> The problem:
Write out every one of the rows below verbatim, keeping each line unchanged.

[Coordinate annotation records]

※

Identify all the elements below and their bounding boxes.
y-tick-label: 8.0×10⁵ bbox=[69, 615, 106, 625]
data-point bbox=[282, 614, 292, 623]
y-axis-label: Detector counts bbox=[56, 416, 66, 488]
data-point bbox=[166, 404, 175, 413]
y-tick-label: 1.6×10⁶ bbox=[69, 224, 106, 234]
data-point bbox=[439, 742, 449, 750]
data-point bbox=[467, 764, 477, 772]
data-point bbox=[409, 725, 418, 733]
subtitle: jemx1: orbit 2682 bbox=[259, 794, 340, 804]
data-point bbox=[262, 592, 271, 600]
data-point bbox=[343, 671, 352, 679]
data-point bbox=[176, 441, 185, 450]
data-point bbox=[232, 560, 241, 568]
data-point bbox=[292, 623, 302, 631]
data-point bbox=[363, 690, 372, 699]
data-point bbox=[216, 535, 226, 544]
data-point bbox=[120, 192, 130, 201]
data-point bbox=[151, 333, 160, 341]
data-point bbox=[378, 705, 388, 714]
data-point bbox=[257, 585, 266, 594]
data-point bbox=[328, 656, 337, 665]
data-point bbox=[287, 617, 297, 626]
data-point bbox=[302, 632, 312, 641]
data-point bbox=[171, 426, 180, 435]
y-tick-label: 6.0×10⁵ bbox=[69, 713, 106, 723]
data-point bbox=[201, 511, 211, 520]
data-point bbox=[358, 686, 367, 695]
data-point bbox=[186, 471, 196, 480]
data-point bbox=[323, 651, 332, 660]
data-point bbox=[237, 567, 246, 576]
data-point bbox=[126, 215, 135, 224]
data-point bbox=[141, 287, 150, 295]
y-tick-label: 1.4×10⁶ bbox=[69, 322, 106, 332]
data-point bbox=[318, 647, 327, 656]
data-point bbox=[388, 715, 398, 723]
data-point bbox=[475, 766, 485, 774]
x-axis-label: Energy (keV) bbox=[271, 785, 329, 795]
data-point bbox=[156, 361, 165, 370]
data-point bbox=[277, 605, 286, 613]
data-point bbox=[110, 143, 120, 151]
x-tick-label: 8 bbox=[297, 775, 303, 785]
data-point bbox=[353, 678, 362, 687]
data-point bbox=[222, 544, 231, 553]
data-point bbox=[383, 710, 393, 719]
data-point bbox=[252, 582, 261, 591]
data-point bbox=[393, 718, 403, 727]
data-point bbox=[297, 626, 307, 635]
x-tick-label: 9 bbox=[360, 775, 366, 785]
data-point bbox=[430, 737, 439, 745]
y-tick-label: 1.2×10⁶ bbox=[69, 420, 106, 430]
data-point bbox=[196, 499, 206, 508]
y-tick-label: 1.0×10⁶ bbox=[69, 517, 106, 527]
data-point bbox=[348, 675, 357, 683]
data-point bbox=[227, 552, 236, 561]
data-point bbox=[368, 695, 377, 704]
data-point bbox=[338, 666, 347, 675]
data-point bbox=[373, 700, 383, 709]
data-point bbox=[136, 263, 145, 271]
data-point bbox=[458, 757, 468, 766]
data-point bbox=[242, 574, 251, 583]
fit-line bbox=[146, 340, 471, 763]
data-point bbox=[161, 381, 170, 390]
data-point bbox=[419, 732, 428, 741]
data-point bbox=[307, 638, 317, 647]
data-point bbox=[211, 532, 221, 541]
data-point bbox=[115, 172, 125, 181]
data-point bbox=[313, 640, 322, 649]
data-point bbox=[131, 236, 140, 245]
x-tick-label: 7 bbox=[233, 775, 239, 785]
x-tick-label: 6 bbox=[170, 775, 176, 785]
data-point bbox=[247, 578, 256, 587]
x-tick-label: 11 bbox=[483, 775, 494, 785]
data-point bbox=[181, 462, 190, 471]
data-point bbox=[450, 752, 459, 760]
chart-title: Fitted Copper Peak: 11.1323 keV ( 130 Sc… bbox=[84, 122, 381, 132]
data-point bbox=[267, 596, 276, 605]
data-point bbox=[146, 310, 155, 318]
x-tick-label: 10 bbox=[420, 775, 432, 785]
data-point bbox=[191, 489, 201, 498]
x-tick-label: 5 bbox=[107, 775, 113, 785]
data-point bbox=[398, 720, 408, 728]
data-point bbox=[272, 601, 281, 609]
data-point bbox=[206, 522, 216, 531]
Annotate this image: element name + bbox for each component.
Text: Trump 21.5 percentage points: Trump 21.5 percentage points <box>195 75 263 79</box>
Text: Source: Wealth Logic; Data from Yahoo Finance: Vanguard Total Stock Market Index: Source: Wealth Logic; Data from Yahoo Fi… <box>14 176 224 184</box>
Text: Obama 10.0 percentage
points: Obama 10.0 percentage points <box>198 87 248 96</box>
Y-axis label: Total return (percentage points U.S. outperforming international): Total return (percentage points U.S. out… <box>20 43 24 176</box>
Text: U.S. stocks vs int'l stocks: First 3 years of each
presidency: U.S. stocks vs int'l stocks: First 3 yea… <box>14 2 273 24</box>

※

> Output of the exercise:
Identify all the elements below and their bounding boxes.
y-tick-label: 8.0×10⁵ bbox=[69, 615, 106, 625]
data-point bbox=[282, 614, 292, 623]
y-axis-label: Detector counts bbox=[56, 416, 66, 488]
data-point bbox=[166, 404, 175, 413]
y-tick-label: 1.6×10⁶ bbox=[69, 224, 106, 234]
data-point bbox=[439, 742, 449, 750]
data-point bbox=[467, 764, 477, 772]
data-point bbox=[409, 725, 418, 733]
subtitle: jemx1: orbit 2682 bbox=[259, 794, 340, 804]
data-point bbox=[262, 592, 271, 600]
data-point bbox=[343, 671, 352, 679]
data-point bbox=[176, 441, 185, 450]
data-point bbox=[232, 560, 241, 568]
data-point bbox=[292, 623, 302, 631]
data-point bbox=[363, 690, 372, 699]
data-point bbox=[216, 535, 226, 544]
data-point bbox=[120, 192, 130, 201]
data-point bbox=[151, 333, 160, 341]
data-point bbox=[378, 705, 388, 714]
data-point bbox=[257, 585, 266, 594]
data-point bbox=[328, 656, 337, 665]
data-point bbox=[287, 617, 297, 626]
data-point bbox=[302, 632, 312, 641]
data-point bbox=[171, 426, 180, 435]
y-tick-label: 6.0×10⁵ bbox=[69, 713, 106, 723]
data-point bbox=[201, 511, 211, 520]
data-point bbox=[358, 686, 367, 695]
data-point bbox=[186, 471, 196, 480]
data-point bbox=[323, 651, 332, 660]
data-point bbox=[237, 567, 246, 576]
data-point bbox=[126, 215, 135, 224]
data-point bbox=[141, 287, 150, 295]
y-tick-label: 1.4×10⁶ bbox=[69, 322, 106, 332]
data-point bbox=[318, 647, 327, 656]
data-point bbox=[388, 715, 398, 723]
data-point bbox=[475, 766, 485, 774]
x-axis-label: Energy (keV) bbox=[271, 785, 329, 795]
data-point bbox=[156, 361, 165, 370]
data-point bbox=[277, 605, 286, 613]
data-point bbox=[110, 143, 120, 151]
x-tick-label: 8 bbox=[297, 775, 303, 785]
data-point bbox=[353, 678, 362, 687]
data-point bbox=[222, 544, 231, 553]
data-point bbox=[383, 710, 393, 719]
data-point bbox=[252, 582, 261, 591]
data-point bbox=[393, 718, 403, 727]
data-point bbox=[297, 626, 307, 635]
x-tick-label: 9 bbox=[360, 775, 366, 785]
data-point bbox=[430, 737, 439, 745]
y-tick-label: 1.2×10⁶ bbox=[69, 420, 106, 430]
data-point bbox=[196, 499, 206, 508]
y-tick-label: 1.0×10⁶ bbox=[69, 517, 106, 527]
data-point bbox=[348, 675, 357, 683]
data-point bbox=[227, 552, 236, 561]
data-point bbox=[368, 695, 377, 704]
data-point bbox=[338, 666, 347, 675]
data-point bbox=[373, 700, 383, 709]
data-point bbox=[136, 263, 145, 271]
data-point bbox=[458, 757, 468, 766]
data-point bbox=[242, 574, 251, 583]
fit-line bbox=[146, 340, 471, 763]
data-point bbox=[161, 381, 170, 390]
data-point bbox=[419, 732, 428, 741]
data-point bbox=[307, 638, 317, 647]
data-point bbox=[211, 532, 221, 541]
data-point bbox=[115, 172, 125, 181]
data-point bbox=[313, 640, 322, 649]
data-point bbox=[131, 236, 140, 245]
x-tick-label: 7 bbox=[233, 775, 239, 785]
x-tick-label: 6 bbox=[170, 775, 176, 785]
data-point bbox=[247, 578, 256, 587]
x-tick-label: 11 bbox=[483, 775, 494, 785]
data-point bbox=[181, 462, 190, 471]
data-point bbox=[450, 752, 459, 760]
chart-title: Fitted Copper Peak: 11.1323 keV ( 130 Sc… bbox=[84, 122, 381, 132]
data-point bbox=[267, 596, 276, 605]
data-point bbox=[146, 310, 155, 318]
x-tick-label: 10 bbox=[420, 775, 432, 785]
data-point bbox=[191, 489, 201, 498]
x-tick-label: 5 bbox=[107, 775, 113, 785]
data-point bbox=[398, 720, 408, 728]
data-point bbox=[272, 601, 281, 609]
data-point bbox=[206, 522, 216, 531]
Annotate this image: element name + bbox for each component.
Text: Trump 21.5 percentage points: Trump 21.5 percentage points <box>195 75 263 79</box>
Text: Source: Wealth Logic; Data from Yahoo Finance: Vanguard Total Stock Market Index: Source: Wealth Logic; Data from Yahoo Fi… <box>14 176 224 184</box>
Text: Obama 10.0 percentage
points: Obama 10.0 percentage points <box>198 87 248 96</box>
Y-axis label: Total return (percentage points U.S. outperforming international): Total return (percentage points U.S. out… <box>20 43 24 176</box>
Text: U.S. stocks vs int'l stocks: First 3 years of each
presidency: U.S. stocks vs int'l stocks: First 3 yea… <box>14 2 273 24</box>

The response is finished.